▶ _Selected extract_
400 Years of Mayo Family History, Is your family from MAYO?

Is your name EGAN?

In 1905, my great-granduncle, John Egan of Castlebar, wrote a letter to his son, Joseph in New Jersey, detailing the history of our family back to 1600, including various Mayo relatives through the centuries.

This was the inspiration for our 3 novels on the Famine in Mayo.

Regards, Charles www.charlesegan.ie

From John Egan
Turlough Cottage,
Townland of Knockanour,
Co. Mayo,

to his eldest Son

Joseph Bernard Egan .
Of 507 Monroe Avenue
Elizabeth, New Jersey
United States of America
13th November, 1905

My Dear Joseph,

As I am now in my seventy first year, having been born on the 27th May 1835, and am the only living representative of my father’s family I consider it my duty to put on paper all I have learned from the lips of my father about the traditions of our family. As I am the only one of four brothers who up to this date have never left the shores of Ireland, and was more at home with my father than the other brothers, I had ample opportunity of learning from him all the traditions of our family in the days of my boyhood and youth. My father was seventy-six years of age, when he died in 1859. He was therefore born in 1783, and was fifteen years of age in the eventful year of 1798. His father and grandfather were both alive in that year. His grandfather was then a hale old man and lived for some years afterwards. My father had therefore an opportunity of learning from his grandfather the history and traditions of the family from the time his ancestors first came to the County of Mayo.

As my father’s grandfather was only the fourth in descent from his great grandfather, who was the first of the race that settled in Mayo Co., you can regard these traditions as quite accurate for my father was very particular in relating them to me without any additions or subtractions or embellishments of his own of any kind. It has cost me some trouble to fix the date of our ancestor’s coming first to Mayo, but as his eldest son fought at the battle of Aughrim on the Catholic side, history comes to our aid in deciding the date as the war of James and William took place in the years 1689-90, or about that date. It follows therefore that the father of the Aughrim warrior must have come to Mayo about the year 1654 which was the year of the Cromwellian disturbances as otherwise his eldest son would not be old enough to carry arms during the war of James II and William III. The father of the Aughrim warrior was Brian MacEgan (MacAodhagáin) although I am not certain whether the Mac was used in English, but it always was in Irish and Irish was then the language of the whole country. The father of this Brian was Boes (Latin Boetius, Irish Buaitheallach, the word is sometimes spelt with one l) but Boes never came to Mayo County.

There was a tradition that the family had some lands or property in Maghaire Chonnacht, which would correspond with the “Plains of Boyle” of the present day but the family resided in the district or Parish Céis (Keash) usually called Céis-Corran in the County of Sligo at the time Brian came to Mayo Co. This parish of Keash is convenient to Ballymote, but whether there are any Egans there at present, or not I don’t know. Brian was accompanied by a brother Boes (Boetius) when he came to Mayo Co., and this Boes settled at Newport and from him are descended several families of the name in Westport, and along the Western Seaboard including the families of John Egan, late Clerk of Union at Westport, and the family of Mrs. Conroy, whom you knew here in Turlough, before you left for America. Francis Egan of Westport at present Clerk of Petty Sessions there is the son of the above named John, and descendant of Boes, but he is far removed by consanguinity from our family at the present time.

▶ _Set exercise_
In the Egan family history, at which battle did Brian MacEgan's eldest son fight?

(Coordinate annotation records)
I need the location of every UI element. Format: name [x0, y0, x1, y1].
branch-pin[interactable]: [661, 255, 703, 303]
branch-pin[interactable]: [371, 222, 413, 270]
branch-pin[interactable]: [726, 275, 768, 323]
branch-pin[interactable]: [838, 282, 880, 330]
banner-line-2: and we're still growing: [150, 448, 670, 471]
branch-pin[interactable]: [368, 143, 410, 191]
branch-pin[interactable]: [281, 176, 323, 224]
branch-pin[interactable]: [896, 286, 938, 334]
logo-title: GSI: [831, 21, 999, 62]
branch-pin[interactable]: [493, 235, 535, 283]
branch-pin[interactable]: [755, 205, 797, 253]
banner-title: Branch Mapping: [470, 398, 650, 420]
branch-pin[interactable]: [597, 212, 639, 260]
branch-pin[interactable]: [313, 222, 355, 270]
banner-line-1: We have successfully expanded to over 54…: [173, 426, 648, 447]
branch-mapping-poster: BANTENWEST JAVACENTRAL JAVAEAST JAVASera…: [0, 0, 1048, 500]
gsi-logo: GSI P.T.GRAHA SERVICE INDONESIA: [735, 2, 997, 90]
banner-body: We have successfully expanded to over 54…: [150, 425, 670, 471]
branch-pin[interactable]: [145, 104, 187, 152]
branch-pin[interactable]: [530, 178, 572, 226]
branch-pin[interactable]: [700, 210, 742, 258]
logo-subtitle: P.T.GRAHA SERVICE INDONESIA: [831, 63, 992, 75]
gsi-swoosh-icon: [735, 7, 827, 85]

▶ _Answer to the exercise_
The battle of Aughrim, on the Catholic side.